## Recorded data
____

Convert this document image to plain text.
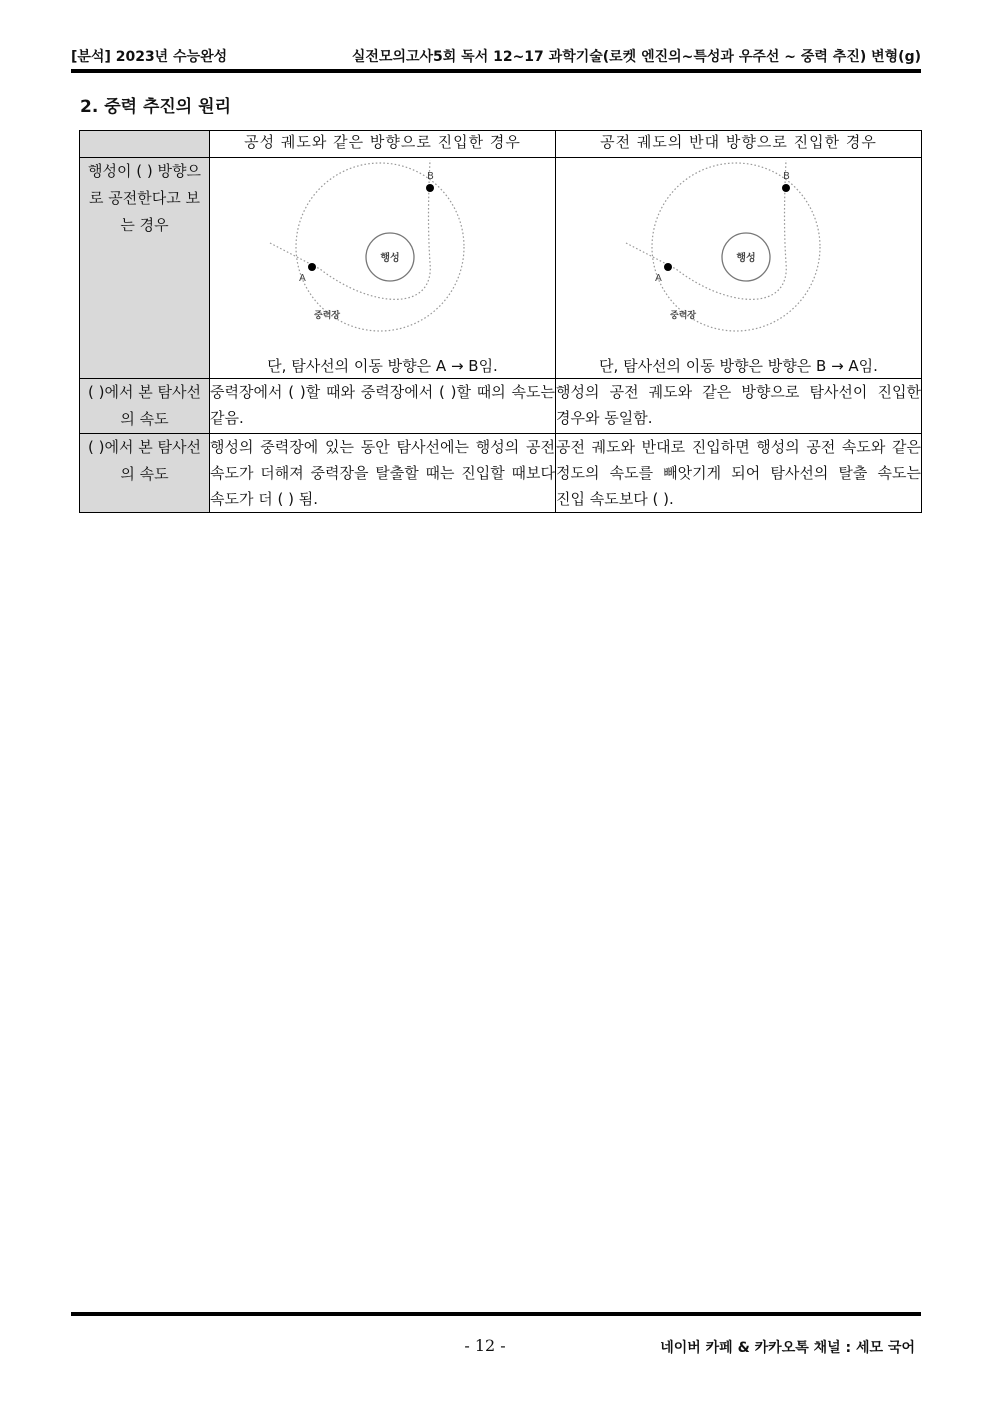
[분석] 2023년 수능완성	실전모의고사5회 독서 12~17 과학기술(로켓 엔진의~특성과 우주선 ~ 중력 추진) 변형(g)
2. 중력 추진의 원리
	공성 궤도와 같은 방향으로 진입한 경우	공전 궤도의 반대 방향으로 진입한 경우

행성이 ( ) 방향으로 공전한다고 보는 경우	행성
A
B
중력장
단, 탐사선의 이동 방향은 A → B임.	행성
A
B
중력장
단, 탐사선의 이동 방향은 방향은 B → A임.

( )에서 본 탐사선의 속도	중력장에서 ( )할 때와 중력장에서 ( )할 때의 속도는 같음.	행성의 공전 궤도와 같은 방향으로 탐사선이 진입한 경우와 동일함.

( )에서 본 탐사선의 속도	행성의 중력장에 있는 동안 탐사선에는 행성의 공전 속도가 더해져 중력장을 탈출할 때는 진입할 때보다 속도가 더 ( ) 됨.	공전 궤도와 반대로 진입하면 행성의 공전 속도와 같은 정도의 속도를 빼앗기게 되어 탐사선의 탈출 속도는 진입 속도보다 ( ).
- 12 -	네이버 카페 & 카카오톡 채널 : 세모 국어
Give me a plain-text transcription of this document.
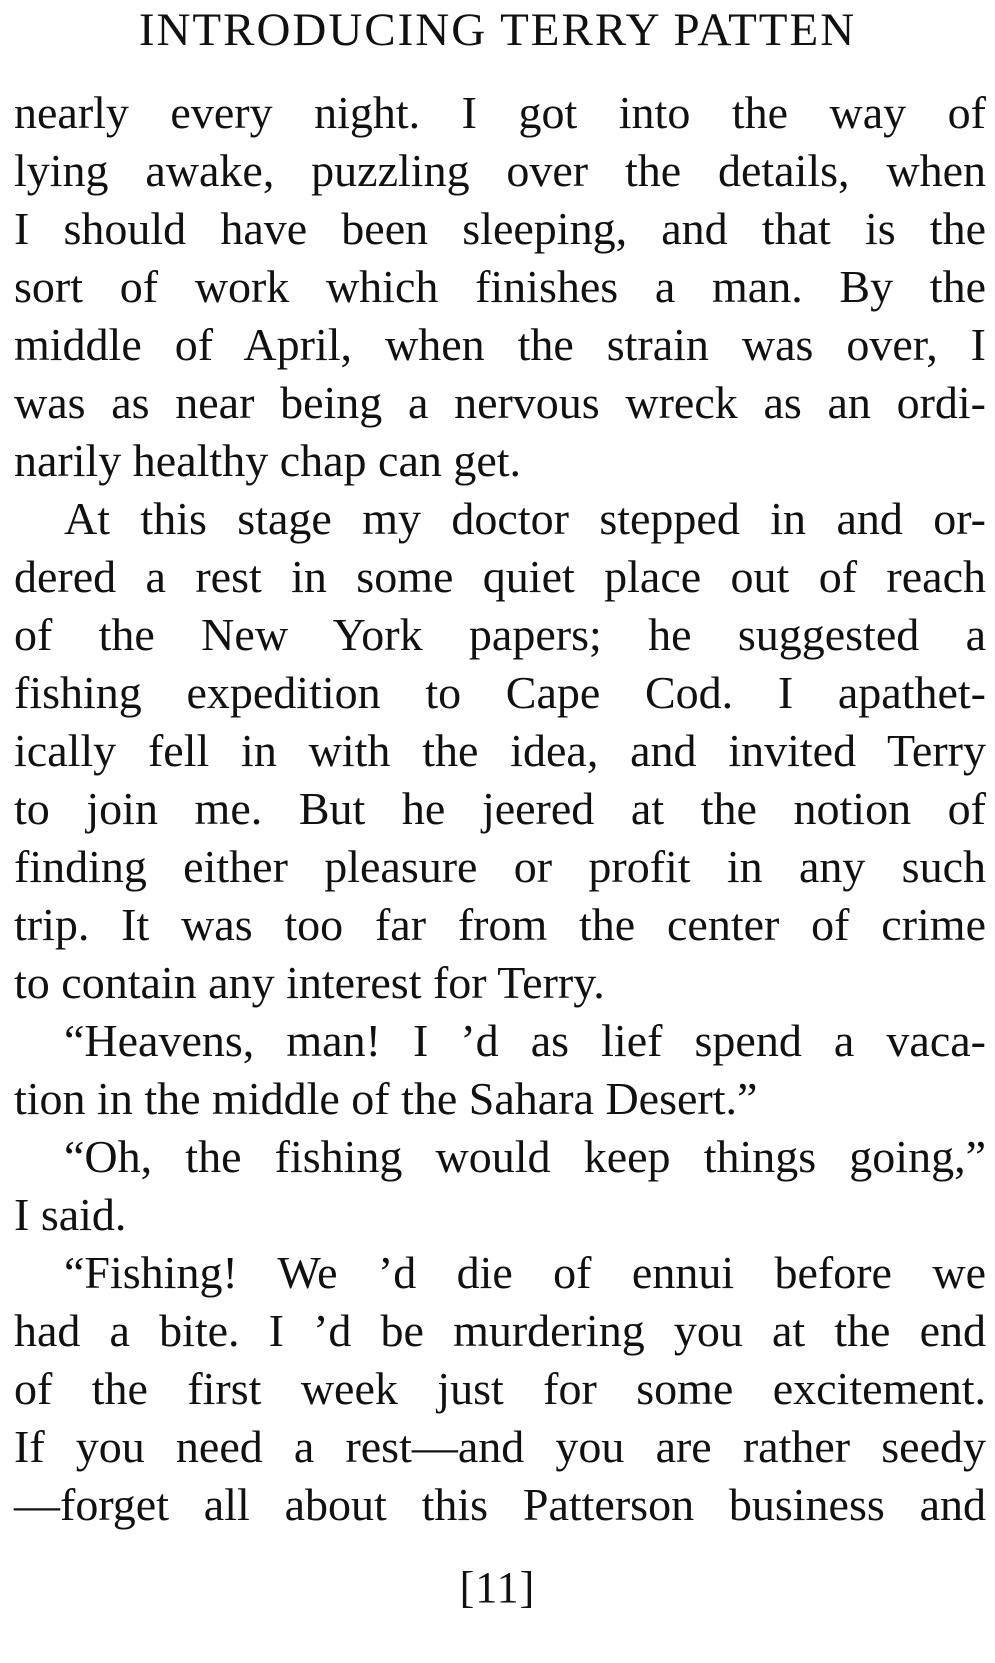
INTRODUCING TERRY PATTEN
nearly every night. I got into the way of
lying awake, puzzling over the details, when
I should have been sleeping, and that is the
sort of work which finishes a man. By the
middle of April, when the strain was over, I
was as near being a nervous wreck as an ordi-
narily healthy chap can get.
At this stage my doctor stepped in and or-
dered a rest in some quiet place out of reach
of the New York papers; he suggested a
fishing expedition to Cape Cod. I apathet-
ically fell in with the idea, and invited Terry
to join me. But he jeered at the notion of
finding either pleasure or profit in any such
trip. It was too far from the center of crime
to contain any interest for Terry.
“Heavens, man! I ’d as lief spend a vaca-
tion in the middle of the Sahara Desert.”
“Oh, the fishing would keep things going,”
I said.
“Fishing! We ’d die of ennui before we
had a bite. I ’d be murdering you at the end
of the first week just for some excitement.
If you need a rest—and you are rather seedy
—forget all about this Patterson business and
[11]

____

## Task to carry out
Write out exactly the lines from the one containing "Give me a plain-text" to the last line of the records above, both included, and leave out any pictures.

## Solution below
Give me a plain-text transcription of this document.
INTRODUCING TERRY PATTEN
nearly every night. I got into the way of
lying awake, puzzling over the details, when
I should have been sleeping, and that is the
sort of work which finishes a man. By the
middle of April, when the strain was over, I
was as near being a nervous wreck as an ordi-
narily healthy chap can get.
At this stage my doctor stepped in and or-
dered a rest in some quiet place out of reach
of the New York papers; he suggested a
fishing expedition to Cape Cod. I apathet-
ically fell in with the idea, and invited Terry
to join me. But he jeered at the notion of
finding either pleasure or profit in any such
trip. It was too far from the center of crime
to contain any interest for Terry.
“Heavens, man! I ’d as lief spend a vaca-
tion in the middle of the Sahara Desert.”
“Oh, the fishing would keep things going,”
I said.
“Fishing! We ’d die of ennui before we
had a bite. I ’d be murdering you at the end
of the first week just for some excitement.
If you need a rest—and you are rather seedy
—forget all about this Patterson business and
[11]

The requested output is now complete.